WORK TO COMPLETE: Below are the records. List every line holding the word "object".
══════════
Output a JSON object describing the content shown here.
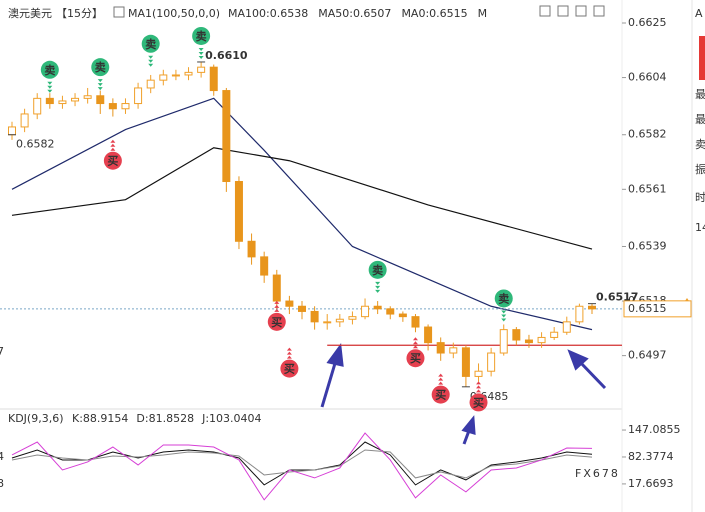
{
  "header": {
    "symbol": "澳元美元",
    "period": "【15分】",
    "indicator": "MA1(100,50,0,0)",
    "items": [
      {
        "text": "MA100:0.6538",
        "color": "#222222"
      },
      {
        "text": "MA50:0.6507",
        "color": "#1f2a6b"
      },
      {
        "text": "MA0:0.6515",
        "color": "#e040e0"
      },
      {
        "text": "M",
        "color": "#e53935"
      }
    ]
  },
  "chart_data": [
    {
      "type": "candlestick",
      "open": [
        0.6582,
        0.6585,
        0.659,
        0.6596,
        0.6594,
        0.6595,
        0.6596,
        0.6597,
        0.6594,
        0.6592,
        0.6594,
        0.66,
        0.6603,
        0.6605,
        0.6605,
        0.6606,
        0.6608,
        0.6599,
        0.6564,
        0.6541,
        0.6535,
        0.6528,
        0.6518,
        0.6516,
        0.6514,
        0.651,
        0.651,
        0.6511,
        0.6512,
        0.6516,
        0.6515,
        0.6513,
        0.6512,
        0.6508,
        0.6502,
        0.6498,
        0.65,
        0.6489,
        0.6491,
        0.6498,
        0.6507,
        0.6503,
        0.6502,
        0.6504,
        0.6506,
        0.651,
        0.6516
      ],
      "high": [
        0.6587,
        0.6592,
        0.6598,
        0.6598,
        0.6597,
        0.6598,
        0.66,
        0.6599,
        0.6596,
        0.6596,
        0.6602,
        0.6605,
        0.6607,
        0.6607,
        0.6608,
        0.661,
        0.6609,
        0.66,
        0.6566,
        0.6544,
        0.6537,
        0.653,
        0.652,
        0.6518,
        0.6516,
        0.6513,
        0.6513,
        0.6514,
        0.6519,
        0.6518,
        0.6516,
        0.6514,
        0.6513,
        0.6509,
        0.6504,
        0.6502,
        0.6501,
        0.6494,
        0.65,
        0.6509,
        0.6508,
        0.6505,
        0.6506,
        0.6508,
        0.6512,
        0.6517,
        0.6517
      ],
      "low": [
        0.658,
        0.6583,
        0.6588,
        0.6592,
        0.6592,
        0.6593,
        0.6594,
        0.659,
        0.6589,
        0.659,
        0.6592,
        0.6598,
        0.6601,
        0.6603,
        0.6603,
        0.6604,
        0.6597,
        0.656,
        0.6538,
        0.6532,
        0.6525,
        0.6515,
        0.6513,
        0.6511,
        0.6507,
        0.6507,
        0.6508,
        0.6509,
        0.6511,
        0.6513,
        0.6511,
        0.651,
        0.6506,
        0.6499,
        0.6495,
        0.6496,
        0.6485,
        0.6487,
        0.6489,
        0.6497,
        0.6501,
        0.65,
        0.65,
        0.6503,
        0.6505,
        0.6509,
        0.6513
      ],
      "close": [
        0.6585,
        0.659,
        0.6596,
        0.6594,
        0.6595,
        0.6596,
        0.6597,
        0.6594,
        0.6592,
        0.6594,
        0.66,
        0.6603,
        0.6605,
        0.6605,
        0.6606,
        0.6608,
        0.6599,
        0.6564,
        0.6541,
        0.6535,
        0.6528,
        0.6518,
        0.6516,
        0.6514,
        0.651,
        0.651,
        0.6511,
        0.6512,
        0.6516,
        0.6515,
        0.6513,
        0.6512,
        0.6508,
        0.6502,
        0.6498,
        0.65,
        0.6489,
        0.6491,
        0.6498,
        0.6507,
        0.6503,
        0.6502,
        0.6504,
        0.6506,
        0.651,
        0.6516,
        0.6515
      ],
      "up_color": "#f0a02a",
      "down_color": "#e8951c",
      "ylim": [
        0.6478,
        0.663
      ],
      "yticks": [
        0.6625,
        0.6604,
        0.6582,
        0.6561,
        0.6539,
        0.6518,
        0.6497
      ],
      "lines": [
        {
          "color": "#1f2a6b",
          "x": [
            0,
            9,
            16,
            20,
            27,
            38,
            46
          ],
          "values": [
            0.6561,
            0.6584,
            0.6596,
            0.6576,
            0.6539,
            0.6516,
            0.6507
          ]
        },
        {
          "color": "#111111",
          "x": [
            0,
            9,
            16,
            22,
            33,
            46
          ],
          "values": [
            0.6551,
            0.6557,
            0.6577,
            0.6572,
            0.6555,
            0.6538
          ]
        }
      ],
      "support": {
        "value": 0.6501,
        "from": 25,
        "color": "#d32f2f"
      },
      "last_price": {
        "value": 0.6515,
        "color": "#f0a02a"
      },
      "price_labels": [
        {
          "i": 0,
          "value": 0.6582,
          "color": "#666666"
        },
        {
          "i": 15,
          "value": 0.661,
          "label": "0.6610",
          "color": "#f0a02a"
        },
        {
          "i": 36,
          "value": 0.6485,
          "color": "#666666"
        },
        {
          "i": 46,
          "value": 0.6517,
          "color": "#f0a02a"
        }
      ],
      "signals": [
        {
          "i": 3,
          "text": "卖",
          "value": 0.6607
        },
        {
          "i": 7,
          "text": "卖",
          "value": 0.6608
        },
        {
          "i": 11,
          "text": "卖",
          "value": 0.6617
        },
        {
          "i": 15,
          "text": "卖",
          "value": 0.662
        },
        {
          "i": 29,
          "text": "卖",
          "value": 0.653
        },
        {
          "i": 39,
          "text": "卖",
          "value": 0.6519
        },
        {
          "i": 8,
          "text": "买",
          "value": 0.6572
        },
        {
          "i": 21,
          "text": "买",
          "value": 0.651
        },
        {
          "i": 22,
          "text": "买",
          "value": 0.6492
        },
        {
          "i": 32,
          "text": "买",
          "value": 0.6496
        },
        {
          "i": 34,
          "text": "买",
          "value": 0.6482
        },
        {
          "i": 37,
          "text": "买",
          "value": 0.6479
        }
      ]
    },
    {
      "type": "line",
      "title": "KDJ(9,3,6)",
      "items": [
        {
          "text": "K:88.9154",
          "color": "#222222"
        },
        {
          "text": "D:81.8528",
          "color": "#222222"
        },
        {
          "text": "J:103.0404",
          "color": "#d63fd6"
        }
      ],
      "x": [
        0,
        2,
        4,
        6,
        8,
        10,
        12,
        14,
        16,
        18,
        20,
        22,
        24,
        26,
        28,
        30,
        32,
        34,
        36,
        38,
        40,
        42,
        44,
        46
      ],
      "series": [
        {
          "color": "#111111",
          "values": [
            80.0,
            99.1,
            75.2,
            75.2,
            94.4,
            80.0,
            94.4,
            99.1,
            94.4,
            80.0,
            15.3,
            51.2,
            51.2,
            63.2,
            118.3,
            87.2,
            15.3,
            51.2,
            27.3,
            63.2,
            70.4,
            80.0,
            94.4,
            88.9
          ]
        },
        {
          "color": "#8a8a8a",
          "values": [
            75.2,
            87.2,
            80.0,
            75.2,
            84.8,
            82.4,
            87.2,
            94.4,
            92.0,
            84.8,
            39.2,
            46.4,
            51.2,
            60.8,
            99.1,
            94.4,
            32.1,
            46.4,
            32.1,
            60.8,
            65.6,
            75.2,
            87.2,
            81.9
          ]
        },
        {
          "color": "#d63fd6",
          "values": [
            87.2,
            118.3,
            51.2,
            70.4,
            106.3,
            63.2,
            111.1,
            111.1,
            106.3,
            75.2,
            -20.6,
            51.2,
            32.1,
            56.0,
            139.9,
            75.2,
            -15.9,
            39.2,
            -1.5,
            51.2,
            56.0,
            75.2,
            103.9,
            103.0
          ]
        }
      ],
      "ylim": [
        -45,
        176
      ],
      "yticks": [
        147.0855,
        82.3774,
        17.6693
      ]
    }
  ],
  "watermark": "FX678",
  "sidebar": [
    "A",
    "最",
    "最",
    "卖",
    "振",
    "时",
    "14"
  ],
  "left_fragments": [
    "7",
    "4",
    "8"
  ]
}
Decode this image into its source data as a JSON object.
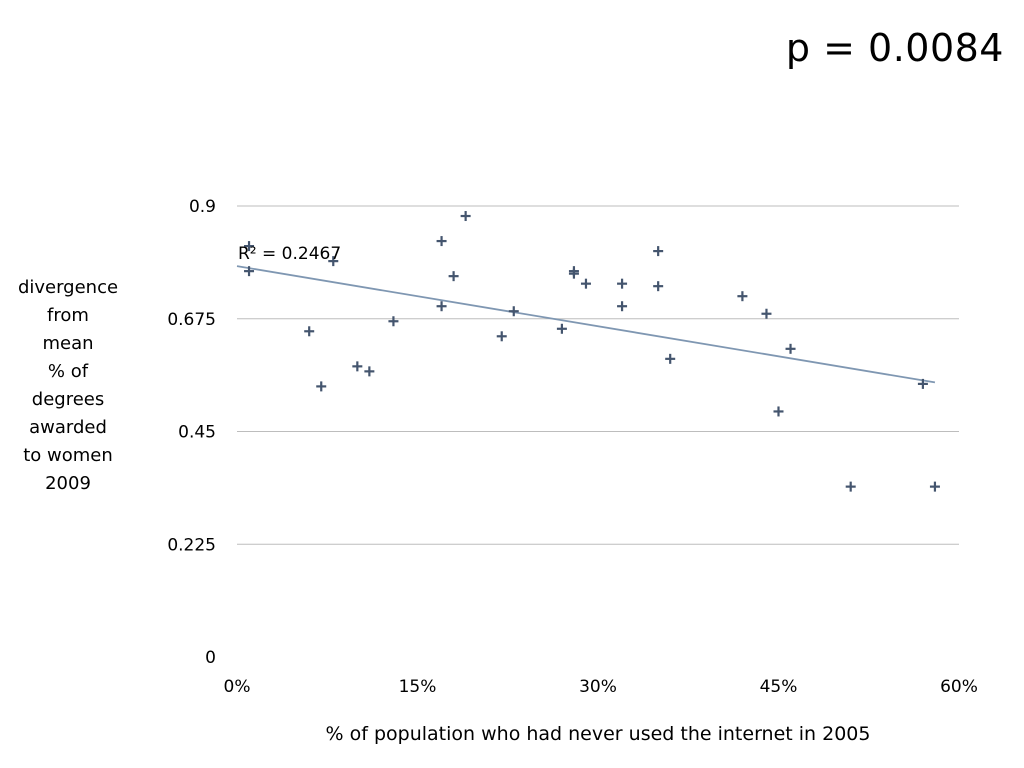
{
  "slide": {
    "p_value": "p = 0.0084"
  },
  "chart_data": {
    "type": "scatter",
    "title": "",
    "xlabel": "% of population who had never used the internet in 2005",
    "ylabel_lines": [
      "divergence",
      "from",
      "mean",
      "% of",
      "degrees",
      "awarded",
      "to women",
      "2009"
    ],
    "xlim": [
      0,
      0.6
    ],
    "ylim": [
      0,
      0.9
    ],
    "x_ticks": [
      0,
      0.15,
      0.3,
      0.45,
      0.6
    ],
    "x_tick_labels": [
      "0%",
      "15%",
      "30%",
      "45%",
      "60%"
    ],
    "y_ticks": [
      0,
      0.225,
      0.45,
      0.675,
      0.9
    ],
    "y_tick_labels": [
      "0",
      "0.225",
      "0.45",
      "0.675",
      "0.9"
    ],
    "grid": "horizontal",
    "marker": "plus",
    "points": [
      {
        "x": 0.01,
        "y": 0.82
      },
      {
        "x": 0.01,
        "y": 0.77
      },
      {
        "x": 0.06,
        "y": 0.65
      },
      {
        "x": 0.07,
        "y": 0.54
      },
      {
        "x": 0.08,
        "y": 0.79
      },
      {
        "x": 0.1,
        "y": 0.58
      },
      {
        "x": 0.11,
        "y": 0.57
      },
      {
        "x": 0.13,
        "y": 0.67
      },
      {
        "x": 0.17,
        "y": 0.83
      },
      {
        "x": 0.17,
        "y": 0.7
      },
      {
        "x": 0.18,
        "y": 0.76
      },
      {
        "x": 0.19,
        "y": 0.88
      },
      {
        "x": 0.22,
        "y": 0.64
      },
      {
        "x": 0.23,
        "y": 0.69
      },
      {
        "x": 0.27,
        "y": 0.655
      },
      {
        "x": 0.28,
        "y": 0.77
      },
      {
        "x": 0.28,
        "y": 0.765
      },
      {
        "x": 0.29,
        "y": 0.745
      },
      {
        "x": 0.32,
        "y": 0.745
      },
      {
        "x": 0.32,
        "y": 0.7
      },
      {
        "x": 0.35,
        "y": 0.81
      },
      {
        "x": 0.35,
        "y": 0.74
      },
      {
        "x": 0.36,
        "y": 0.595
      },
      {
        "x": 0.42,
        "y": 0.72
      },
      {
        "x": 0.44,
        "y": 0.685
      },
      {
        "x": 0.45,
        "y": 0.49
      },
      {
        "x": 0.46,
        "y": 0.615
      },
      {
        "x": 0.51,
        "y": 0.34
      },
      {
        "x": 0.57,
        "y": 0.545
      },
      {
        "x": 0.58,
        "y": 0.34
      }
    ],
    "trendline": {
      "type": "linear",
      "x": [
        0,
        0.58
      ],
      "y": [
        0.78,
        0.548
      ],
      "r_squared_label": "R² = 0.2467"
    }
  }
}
══════════
ANSWER BELOW:
Output a JSON object describing the content shown here.
Decode this image into its source data as a JSON object.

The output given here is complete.